**Problem**
Transcribe all of the data exactly. Omit the pictures.
◆ ◆ ◆ ◆ ◆
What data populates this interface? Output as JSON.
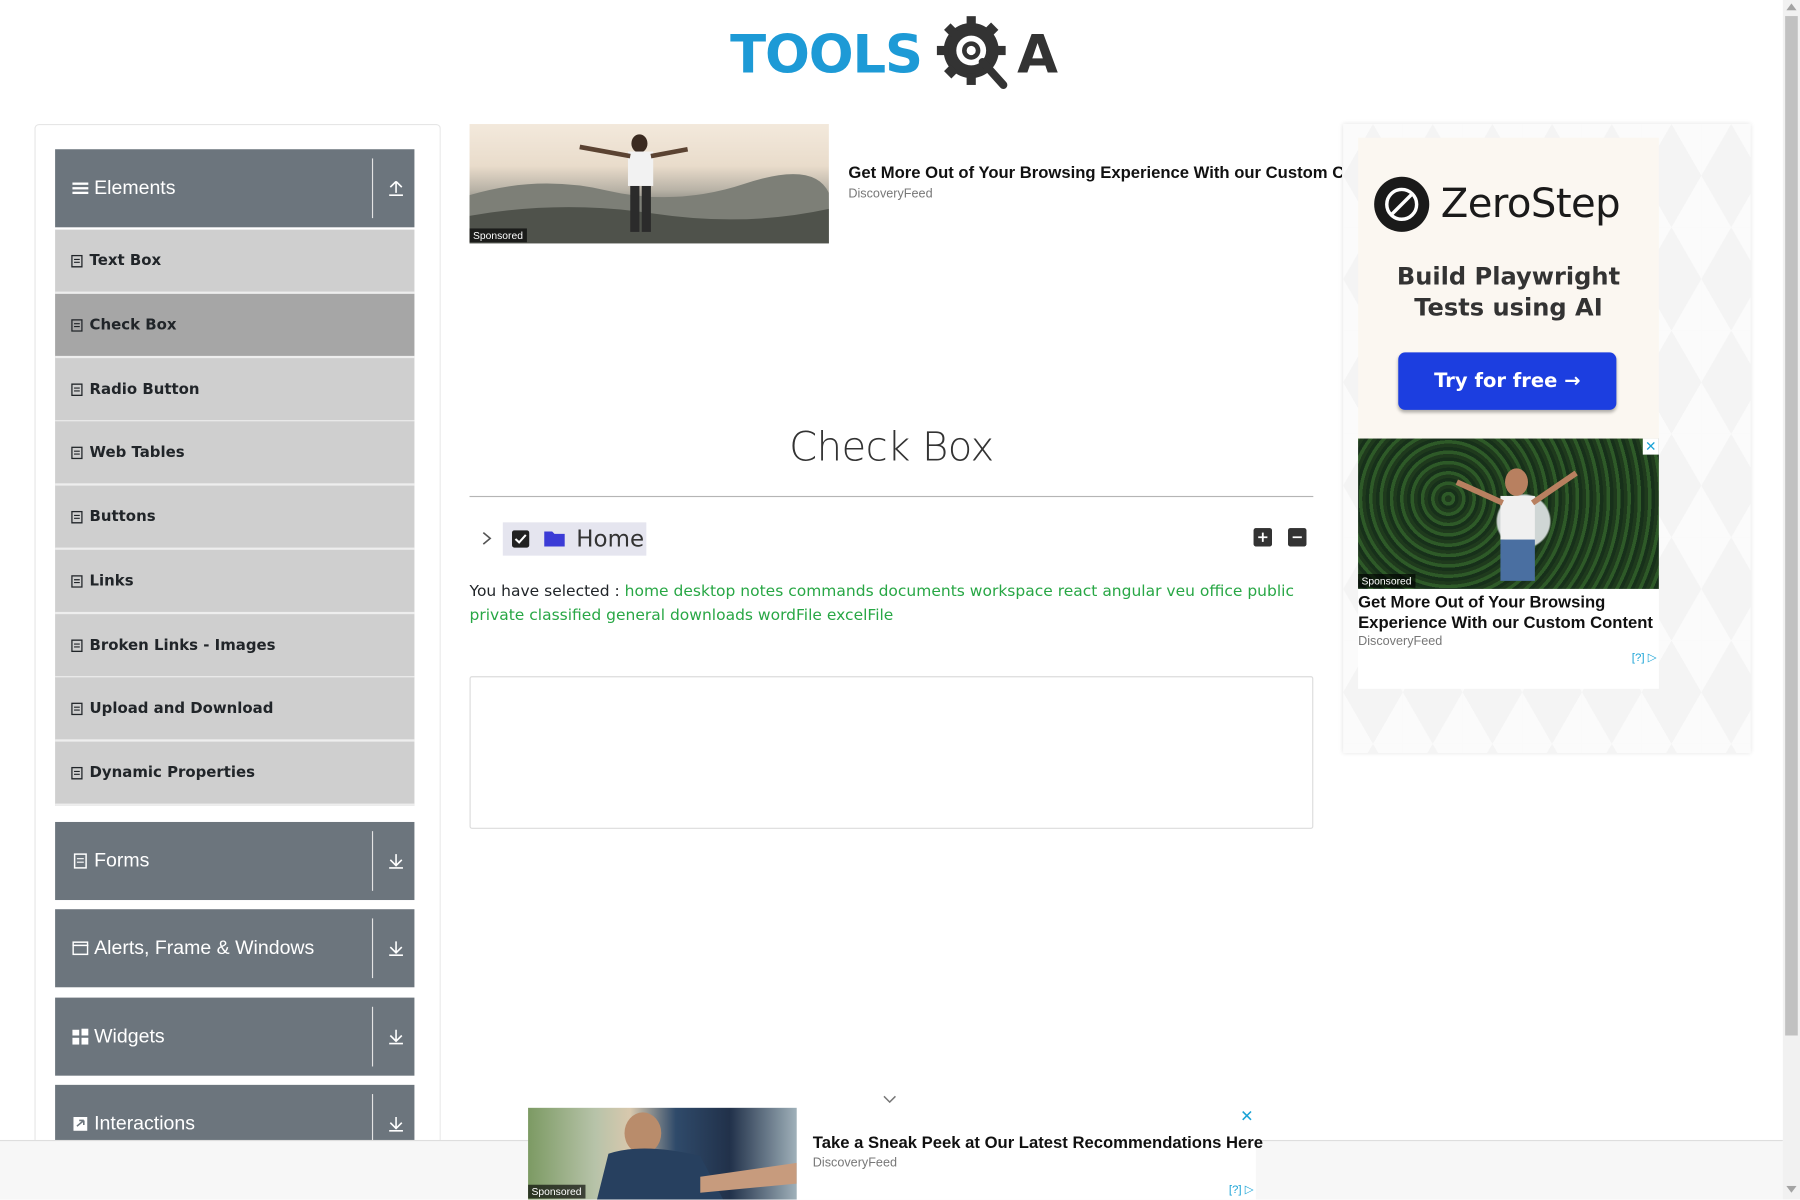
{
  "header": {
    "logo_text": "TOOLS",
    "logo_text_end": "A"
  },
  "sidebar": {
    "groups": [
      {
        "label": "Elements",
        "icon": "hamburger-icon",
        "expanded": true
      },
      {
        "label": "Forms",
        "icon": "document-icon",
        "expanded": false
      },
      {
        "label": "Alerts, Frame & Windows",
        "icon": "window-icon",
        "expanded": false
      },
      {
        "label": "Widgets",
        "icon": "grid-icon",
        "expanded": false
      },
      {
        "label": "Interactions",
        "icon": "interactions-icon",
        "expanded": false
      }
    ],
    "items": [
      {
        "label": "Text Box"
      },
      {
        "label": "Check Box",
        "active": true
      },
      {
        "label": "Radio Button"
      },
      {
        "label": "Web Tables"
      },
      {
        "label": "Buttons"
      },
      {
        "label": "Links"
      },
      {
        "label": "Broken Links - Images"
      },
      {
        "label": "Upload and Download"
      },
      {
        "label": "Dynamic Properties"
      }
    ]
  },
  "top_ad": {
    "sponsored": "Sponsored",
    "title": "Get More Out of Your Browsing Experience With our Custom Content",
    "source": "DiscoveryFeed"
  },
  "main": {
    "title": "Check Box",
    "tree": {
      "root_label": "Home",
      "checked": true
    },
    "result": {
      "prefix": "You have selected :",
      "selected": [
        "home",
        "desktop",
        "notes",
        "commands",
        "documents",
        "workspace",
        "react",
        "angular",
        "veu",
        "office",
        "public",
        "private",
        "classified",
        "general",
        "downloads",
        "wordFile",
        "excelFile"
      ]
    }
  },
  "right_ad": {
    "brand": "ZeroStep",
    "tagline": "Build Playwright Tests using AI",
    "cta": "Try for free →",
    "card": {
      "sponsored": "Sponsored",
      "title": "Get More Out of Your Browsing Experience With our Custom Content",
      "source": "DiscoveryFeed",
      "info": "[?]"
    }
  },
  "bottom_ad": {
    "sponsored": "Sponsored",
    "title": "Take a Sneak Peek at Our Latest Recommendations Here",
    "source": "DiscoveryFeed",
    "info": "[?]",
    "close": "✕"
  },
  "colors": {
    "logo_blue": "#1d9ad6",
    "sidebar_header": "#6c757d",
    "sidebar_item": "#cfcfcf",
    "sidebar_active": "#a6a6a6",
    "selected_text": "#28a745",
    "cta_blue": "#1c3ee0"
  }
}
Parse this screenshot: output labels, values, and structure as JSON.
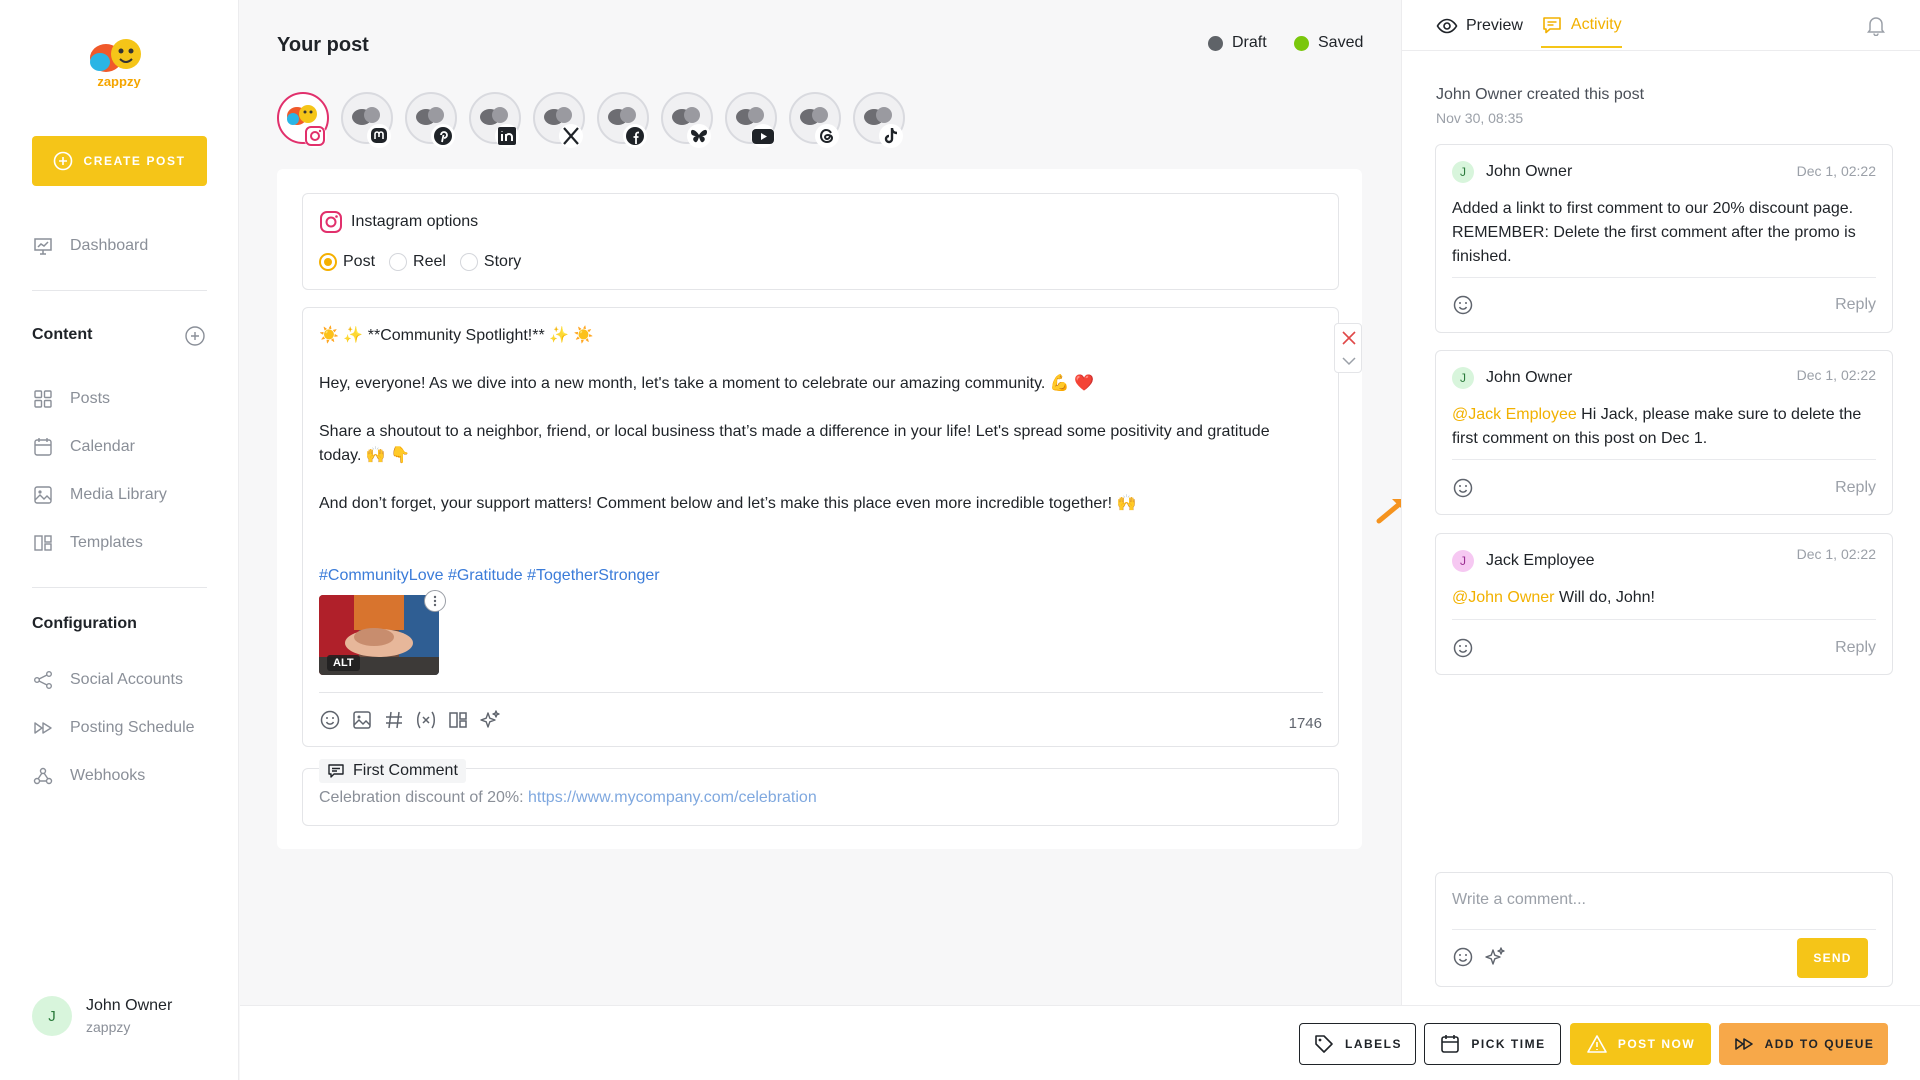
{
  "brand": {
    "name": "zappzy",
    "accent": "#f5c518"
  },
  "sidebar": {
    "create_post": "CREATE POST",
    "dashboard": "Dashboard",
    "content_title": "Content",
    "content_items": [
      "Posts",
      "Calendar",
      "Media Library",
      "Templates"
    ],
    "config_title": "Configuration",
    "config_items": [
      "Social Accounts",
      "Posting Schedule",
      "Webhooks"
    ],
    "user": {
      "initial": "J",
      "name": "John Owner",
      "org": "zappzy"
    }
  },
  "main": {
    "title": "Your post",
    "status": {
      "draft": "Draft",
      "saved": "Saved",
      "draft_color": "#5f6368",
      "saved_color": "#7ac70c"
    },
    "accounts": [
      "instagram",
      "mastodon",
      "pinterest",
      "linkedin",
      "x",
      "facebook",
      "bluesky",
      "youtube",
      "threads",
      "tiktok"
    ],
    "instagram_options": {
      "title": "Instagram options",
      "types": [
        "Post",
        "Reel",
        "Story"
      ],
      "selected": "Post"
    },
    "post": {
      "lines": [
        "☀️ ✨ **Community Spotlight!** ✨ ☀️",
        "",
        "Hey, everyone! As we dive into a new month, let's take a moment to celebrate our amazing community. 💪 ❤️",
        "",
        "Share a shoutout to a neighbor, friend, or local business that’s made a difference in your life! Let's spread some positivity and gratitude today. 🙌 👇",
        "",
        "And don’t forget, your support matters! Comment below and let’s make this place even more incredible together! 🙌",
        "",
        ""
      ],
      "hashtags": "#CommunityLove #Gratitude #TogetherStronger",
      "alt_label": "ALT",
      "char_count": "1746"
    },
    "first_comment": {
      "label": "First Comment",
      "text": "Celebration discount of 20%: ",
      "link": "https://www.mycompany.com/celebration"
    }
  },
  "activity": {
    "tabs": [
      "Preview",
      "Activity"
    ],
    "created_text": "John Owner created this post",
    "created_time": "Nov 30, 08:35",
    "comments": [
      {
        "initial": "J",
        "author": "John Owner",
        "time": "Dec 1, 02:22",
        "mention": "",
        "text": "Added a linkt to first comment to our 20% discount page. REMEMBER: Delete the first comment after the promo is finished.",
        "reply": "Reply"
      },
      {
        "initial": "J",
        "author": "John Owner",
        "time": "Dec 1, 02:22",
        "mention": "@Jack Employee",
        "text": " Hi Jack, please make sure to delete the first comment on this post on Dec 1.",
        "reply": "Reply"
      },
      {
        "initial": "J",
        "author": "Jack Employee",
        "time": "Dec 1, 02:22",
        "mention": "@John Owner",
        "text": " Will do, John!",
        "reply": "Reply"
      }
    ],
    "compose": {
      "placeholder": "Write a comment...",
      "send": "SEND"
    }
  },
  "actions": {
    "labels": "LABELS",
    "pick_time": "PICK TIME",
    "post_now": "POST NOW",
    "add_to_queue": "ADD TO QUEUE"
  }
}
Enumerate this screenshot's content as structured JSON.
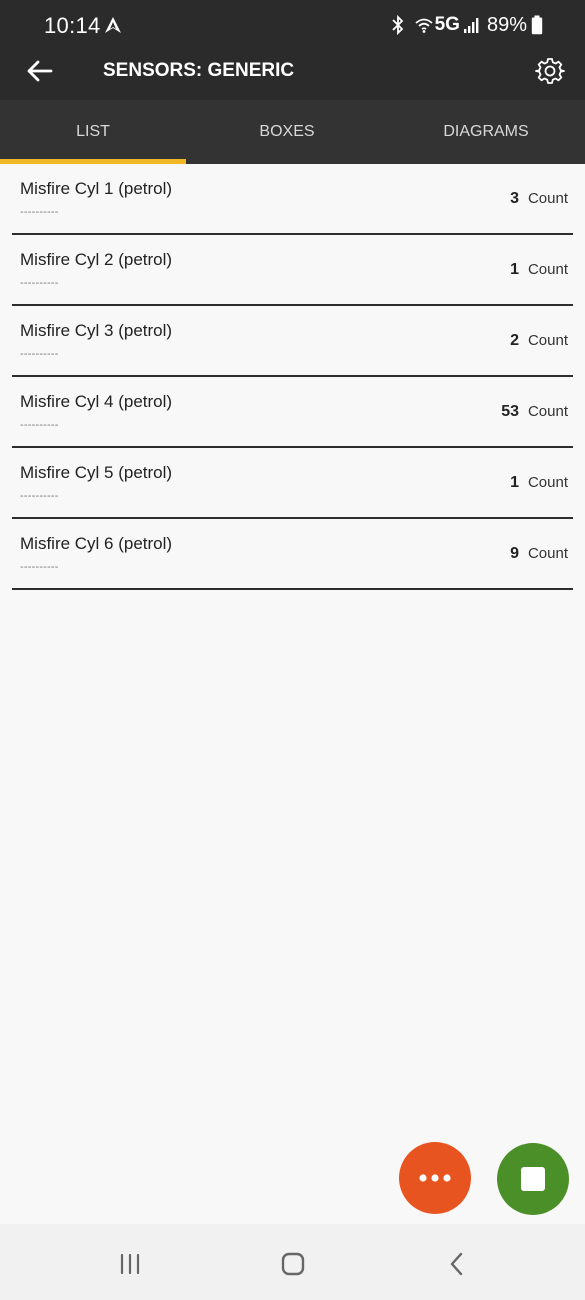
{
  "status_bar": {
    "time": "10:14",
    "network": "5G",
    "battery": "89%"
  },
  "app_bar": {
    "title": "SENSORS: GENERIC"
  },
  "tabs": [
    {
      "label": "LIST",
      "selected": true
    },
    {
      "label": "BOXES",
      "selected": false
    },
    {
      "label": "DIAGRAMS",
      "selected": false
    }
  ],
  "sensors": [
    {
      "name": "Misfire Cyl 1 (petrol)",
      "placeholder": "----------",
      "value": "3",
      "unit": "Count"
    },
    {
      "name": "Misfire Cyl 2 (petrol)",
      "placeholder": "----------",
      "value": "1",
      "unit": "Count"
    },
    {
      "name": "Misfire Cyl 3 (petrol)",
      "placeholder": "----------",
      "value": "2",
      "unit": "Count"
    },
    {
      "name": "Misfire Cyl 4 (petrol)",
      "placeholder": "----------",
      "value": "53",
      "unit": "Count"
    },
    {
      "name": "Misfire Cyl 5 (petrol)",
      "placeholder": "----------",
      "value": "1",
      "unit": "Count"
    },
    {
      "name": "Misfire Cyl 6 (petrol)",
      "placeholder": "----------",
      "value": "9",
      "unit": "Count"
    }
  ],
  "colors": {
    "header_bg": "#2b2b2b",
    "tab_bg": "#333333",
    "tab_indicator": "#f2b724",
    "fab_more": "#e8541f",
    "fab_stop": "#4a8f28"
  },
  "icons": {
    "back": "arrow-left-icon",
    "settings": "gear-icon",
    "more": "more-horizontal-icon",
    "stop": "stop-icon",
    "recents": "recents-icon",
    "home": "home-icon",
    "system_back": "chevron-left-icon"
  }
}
◆ ◆ ◆ ◆ ◆
**Result for this exercise**
What data populates this interface? Output as JSON.
{
  "header": {
    "logo_text": "TOOLS",
    "logo_text_end": "A"
  },
  "sidebar": {
    "groups": [
      {
        "label": "Elements",
        "icon": "hamburger-icon",
        "expanded": true
      },
      {
        "label": "Forms",
        "icon": "document-icon",
        "expanded": false
      },
      {
        "label": "Alerts, Frame & Windows",
        "icon": "window-icon",
        "expanded": false
      },
      {
        "label": "Widgets",
        "icon": "grid-icon",
        "expanded": false
      },
      {
        "label": "Interactions",
        "icon": "interactions-icon",
        "expanded": false
      }
    ],
    "items": [
      {
        "label": "Text Box"
      },
      {
        "label": "Check Box",
        "active": true
      },
      {
        "label": "Radio Button"
      },
      {
        "label": "Web Tables"
      },
      {
        "label": "Buttons"
      },
      {
        "label": "Links"
      },
      {
        "label": "Broken Links - Images"
      },
      {
        "label": "Upload and Download"
      },
      {
        "label": "Dynamic Properties"
      }
    ]
  },
  "top_ad": {
    "sponsored": "Sponsored",
    "title": "Get More Out of Your Browsing Experience With our Custom Content",
    "source": "DiscoveryFeed"
  },
  "main": {
    "title": "Check Box",
    "tree": {
      "root_label": "Home",
      "checked": true
    },
    "result": {
      "prefix": "You have selected :",
      "selected": [
        "home",
        "desktop",
        "notes",
        "commands",
        "documents",
        "workspace",
        "react",
        "angular",
        "veu",
        "office",
        "public",
        "private",
        "classified",
        "general",
        "downloads",
        "wordFile",
        "excelFile"
      ]
    }
  },
  "right_ad": {
    "brand": "ZeroStep",
    "tagline": "Build Playwright Tests using AI",
    "cta": "Try for free →",
    "card": {
      "sponsored": "Sponsored",
      "title": "Get More Out of Your Browsing Experience With our Custom Content",
      "source": "DiscoveryFeed",
      "info": "[?]"
    }
  },
  "bottom_ad": {
    "sponsored": "Sponsored",
    "title": "Take a Sneak Peek at Our Latest Recommendations Here",
    "source": "DiscoveryFeed",
    "info": "[?]",
    "close": "✕"
  },
  "colors": {
    "logo_blue": "#1d9ad6",
    "sidebar_header": "#6c757d",
    "sidebar_item": "#cfcfcf",
    "sidebar_active": "#a6a6a6",
    "selected_text": "#28a745",
    "cta_blue": "#1c3ee0"
  }
}
Parse this screenshot: output labels, values, and structure as JSON.
{
  "brand": {
    "name": "zappzy",
    "accent": "#f5c518"
  },
  "sidebar": {
    "create_post": "CREATE POST",
    "dashboard": "Dashboard",
    "content_title": "Content",
    "content_items": [
      "Posts",
      "Calendar",
      "Media Library",
      "Templates"
    ],
    "config_title": "Configuration",
    "config_items": [
      "Social Accounts",
      "Posting Schedule",
      "Webhooks"
    ],
    "user": {
      "initial": "J",
      "name": "John Owner",
      "org": "zappzy"
    }
  },
  "main": {
    "title": "Your post",
    "status": {
      "draft": "Draft",
      "saved": "Saved",
      "draft_color": "#5f6368",
      "saved_color": "#7ac70c"
    },
    "accounts": [
      "instagram",
      "mastodon",
      "pinterest",
      "linkedin",
      "x",
      "facebook",
      "bluesky",
      "youtube",
      "threads",
      "tiktok"
    ],
    "instagram_options": {
      "title": "Instagram options",
      "types": [
        "Post",
        "Reel",
        "Story"
      ],
      "selected": "Post"
    },
    "post": {
      "lines": [
        "☀️ ✨ **Community Spotlight!** ✨ ☀️",
        "",
        "Hey, everyone! As we dive into a new month, let's take a moment to celebrate our amazing community. 💪 ❤️",
        "",
        "Share a shoutout to a neighbor, friend, or local business that’s made a difference in your life! Let's spread some positivity and gratitude today. 🙌 👇",
        "",
        "And don’t forget, your support matters! Comment below and let’s make this place even more incredible together! 🙌",
        "",
        ""
      ],
      "hashtags": "#CommunityLove #Gratitude #TogetherStronger",
      "alt_label": "ALT",
      "char_count": "1746"
    },
    "first_comment": {
      "label": "First Comment",
      "text": "Celebration discount of 20%: ",
      "link": "https://www.mycompany.com/celebration"
    }
  },
  "activity": {
    "tabs": [
      "Preview",
      "Activity"
    ],
    "created_text": "John Owner created this post",
    "created_time": "Nov 30, 08:35",
    "comments": [
      {
        "initial": "J",
        "author": "John Owner",
        "time": "Dec 1, 02:22",
        "mention": "",
        "text": "Added a linkt to first comment to our 20% discount page. REMEMBER: Delete the first comment after the promo is finished.",
        "reply": "Reply"
      },
      {
        "initial": "J",
        "author": "John Owner",
        "time": "Dec 1, 02:22",
        "mention": "@Jack Employee",
        "text": " Hi Jack, please make sure to delete the first comment on this post on Dec 1.",
        "reply": "Reply"
      },
      {
        "initial": "J",
        "author": "Jack Employee",
        "time": "Dec 1, 02:22",
        "mention": "@John Owner",
        "text": " Will do, John!",
        "reply": "Reply"
      }
    ],
    "compose": {
      "placeholder": "Write a comment...",
      "send": "SEND"
    }
  },
  "actions": {
    "labels": "LABELS",
    "pick_time": "PICK TIME",
    "post_now": "POST NOW",
    "add_to_queue": "ADD TO QUEUE"
  }
}
Enumerate this screenshot's content as structured JSON.
{
  "status_bar": {
    "time": "10:14",
    "network": "5G",
    "battery": "89%"
  },
  "app_bar": {
    "title": "SENSORS: GENERIC"
  },
  "tabs": [
    {
      "label": "LIST",
      "selected": true
    },
    {
      "label": "BOXES",
      "selected": false
    },
    {
      "label": "DIAGRAMS",
      "selected": false
    }
  ],
  "sensors": [
    {
      "name": "Misfire Cyl 1 (petrol)",
      "placeholder": "----------",
      "value": "3",
      "unit": "Count"
    },
    {
      "name": "Misfire Cyl 2 (petrol)",
      "placeholder": "----------",
      "value": "1",
      "unit": "Count"
    },
    {
      "name": "Misfire Cyl 3 (petrol)",
      "placeholder": "----------",
      "value": "2",
      "unit": "Count"
    },
    {
      "name": "Misfire Cyl 4 (petrol)",
      "placeholder": "----------",
      "value": "53",
      "unit": "Count"
    },
    {
      "name": "Misfire Cyl 5 (petrol)",
      "placeholder": "----------",
      "value": "1",
      "unit": "Count"
    },
    {
      "name": "Misfire Cyl 6 (petrol)",
      "placeholder": "----------",
      "value": "9",
      "unit": "Count"
    }
  ],
  "colors": {
    "header_bg": "#2b2b2b",
    "tab_bg": "#333333",
    "tab_indicator": "#f2b724",
    "fab_more": "#e8541f",
    "fab_stop": "#4a8f28"
  },
  "icons": {
    "back": "arrow-left-icon",
    "settings": "gear-icon",
    "more": "more-horizontal-icon",
    "stop": "stop-icon",
    "recents": "recents-icon",
    "home": "home-icon",
    "system_back": "chevron-left-icon"
  }
}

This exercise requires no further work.